This spring, we’re starting a Tomato Club!
To join, come to one of our planting events to sow seeds in soil, then take your plant home and care for it as it grows into a seedling. Repot it in the ground or its final container and watch as it produces fruit throughout the summer.
Members will receive a journal for tracking the plant’s progress. Scroll down for programs and resources to help you take your tomato from seed to sandwich.
Stay tuned for more info, photos, and resources!
Tap the link below for a brief introduction to the tomato growing journey, including sowing seeds, germination, harvesting, cleanup, and common problems.
When starting from seed, the first decision to be made is which seed variety to plant. With tomatoes some of the factors to consider are the flavor and texture of the tomato, time to maturity, and if it is a determinate or indeterminate variety. Tomato Club will be growing the Early Girl variety, which is an indeterminate and take about 59 days to mature after planting.
The germination stage is when the seed sprouts to form a seedling. With the Early Girl variety this takes about 7 to 10 days. For germination to be successful, environmental factors such as temperature, moisture, and soil are extremely important. Some growers use tools to control moisture and temperature.
If all the seeds that were planted in the pot gown into seedling, you will need to thin them. Because of the limited space for the roots, it is better to thin out the smaller, weaker seedlings, leaving only the strongest plant in each pot. The best way to remove a seedling is to use scissors to snip the stem just above the soil line.
As seedlings begin to grow, they will need more room for healthy roots. Transplanting seedlings into a slightly larger pot will help to promote new root growth. A good indicator for when to repot is when the height of the seedlings is three times as tall as the diameter of its pot.

__________________________________________________

▶ [Requirement 1] Reproduce everything from "This spring, we’re" down to "photos, and resources!" in the Tomato Club text above.
▶ [Requirement 2] According to the Tomato Club text above, about how long does germination take for the Early Girl variety?

__________________________________________________

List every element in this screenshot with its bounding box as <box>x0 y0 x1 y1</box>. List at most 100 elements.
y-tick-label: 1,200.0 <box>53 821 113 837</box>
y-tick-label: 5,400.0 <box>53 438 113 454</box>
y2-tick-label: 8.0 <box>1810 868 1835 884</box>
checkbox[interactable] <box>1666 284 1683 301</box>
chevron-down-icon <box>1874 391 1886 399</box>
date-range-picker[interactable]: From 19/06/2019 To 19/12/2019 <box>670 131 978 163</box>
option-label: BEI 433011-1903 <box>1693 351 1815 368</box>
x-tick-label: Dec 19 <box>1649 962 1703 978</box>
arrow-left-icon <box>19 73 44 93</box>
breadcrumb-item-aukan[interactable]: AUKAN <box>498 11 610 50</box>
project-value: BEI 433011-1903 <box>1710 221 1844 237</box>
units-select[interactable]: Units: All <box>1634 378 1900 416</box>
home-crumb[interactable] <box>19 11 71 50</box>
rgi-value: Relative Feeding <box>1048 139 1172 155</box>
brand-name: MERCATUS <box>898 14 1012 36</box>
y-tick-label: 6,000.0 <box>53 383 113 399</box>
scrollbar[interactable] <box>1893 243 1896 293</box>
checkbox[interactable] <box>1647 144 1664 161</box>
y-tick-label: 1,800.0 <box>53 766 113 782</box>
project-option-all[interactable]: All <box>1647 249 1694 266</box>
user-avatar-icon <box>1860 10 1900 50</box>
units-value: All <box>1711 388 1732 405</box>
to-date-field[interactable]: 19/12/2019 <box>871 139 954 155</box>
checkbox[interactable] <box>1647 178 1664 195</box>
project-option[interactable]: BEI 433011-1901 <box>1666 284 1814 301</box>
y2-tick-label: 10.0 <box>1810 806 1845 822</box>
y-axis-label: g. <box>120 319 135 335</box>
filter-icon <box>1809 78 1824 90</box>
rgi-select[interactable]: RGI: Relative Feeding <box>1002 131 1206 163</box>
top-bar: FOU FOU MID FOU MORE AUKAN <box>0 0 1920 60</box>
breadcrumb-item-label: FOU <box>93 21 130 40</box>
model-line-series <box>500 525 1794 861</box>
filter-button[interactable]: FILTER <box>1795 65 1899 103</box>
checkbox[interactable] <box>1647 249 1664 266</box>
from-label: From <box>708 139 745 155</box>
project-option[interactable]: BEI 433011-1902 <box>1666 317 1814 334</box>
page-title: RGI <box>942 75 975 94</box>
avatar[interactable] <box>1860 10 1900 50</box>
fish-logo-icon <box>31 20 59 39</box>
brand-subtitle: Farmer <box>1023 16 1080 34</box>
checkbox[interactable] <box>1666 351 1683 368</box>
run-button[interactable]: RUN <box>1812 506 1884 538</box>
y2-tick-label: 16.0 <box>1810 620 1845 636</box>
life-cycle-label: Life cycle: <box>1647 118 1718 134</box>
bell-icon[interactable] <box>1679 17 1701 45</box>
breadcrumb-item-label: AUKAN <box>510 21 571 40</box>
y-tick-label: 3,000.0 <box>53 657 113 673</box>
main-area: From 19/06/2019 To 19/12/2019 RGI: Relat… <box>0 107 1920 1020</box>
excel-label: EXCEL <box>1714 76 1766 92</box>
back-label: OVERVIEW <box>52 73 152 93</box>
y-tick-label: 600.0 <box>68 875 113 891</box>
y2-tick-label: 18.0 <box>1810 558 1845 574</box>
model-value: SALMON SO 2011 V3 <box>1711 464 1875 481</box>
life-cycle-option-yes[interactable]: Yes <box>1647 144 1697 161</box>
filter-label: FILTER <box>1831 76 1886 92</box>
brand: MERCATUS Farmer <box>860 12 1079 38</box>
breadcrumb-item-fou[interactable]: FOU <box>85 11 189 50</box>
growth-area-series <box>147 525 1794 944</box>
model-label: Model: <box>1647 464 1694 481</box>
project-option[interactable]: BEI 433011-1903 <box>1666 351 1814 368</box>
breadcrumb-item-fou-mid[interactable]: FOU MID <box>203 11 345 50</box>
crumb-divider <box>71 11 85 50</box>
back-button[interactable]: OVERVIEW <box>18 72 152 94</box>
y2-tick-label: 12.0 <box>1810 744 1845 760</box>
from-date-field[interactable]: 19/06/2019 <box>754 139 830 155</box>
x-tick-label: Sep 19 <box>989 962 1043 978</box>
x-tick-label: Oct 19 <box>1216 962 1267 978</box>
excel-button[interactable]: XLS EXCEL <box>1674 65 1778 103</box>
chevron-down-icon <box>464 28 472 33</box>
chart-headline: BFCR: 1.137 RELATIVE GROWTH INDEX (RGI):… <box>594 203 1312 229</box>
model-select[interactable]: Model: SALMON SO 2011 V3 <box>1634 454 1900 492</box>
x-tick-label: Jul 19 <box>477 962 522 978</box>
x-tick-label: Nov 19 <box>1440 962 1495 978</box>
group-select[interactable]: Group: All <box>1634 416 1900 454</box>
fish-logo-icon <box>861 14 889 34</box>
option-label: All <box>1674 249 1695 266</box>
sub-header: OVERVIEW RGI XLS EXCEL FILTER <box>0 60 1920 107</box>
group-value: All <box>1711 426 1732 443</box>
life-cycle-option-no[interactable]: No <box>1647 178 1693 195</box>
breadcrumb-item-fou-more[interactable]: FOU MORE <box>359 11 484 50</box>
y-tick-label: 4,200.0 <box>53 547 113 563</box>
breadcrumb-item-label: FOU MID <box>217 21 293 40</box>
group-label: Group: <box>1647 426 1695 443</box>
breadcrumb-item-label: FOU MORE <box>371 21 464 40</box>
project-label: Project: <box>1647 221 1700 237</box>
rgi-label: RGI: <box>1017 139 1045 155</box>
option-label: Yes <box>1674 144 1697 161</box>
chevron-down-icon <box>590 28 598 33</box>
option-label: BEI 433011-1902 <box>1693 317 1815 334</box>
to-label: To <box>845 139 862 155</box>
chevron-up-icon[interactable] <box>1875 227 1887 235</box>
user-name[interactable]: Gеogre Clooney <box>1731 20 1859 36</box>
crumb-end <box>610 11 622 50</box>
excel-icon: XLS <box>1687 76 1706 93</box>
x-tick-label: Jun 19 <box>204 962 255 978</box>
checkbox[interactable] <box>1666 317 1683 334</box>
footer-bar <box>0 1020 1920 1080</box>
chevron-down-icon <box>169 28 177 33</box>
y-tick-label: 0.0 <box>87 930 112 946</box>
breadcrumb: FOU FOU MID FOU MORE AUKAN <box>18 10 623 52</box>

__________________________________________________

▶ [Exercise answer 1]
This spring, we’re starting a Tomato Club!
To join, come to one of our planting events to sow seeds in soil, then take your plant home and care for it as it grows into a seedling. Repot it in the ground or its final container and watch as it produces fruit throughout the summer.
Members will receive a journal for tracking the plant’s progress. Scroll down for programs and resources to help you take your tomato from seed to sandwich.
Stay tuned for more info, photos, and resources!

▶ [Exercise answer 2] About 7 to 10 days.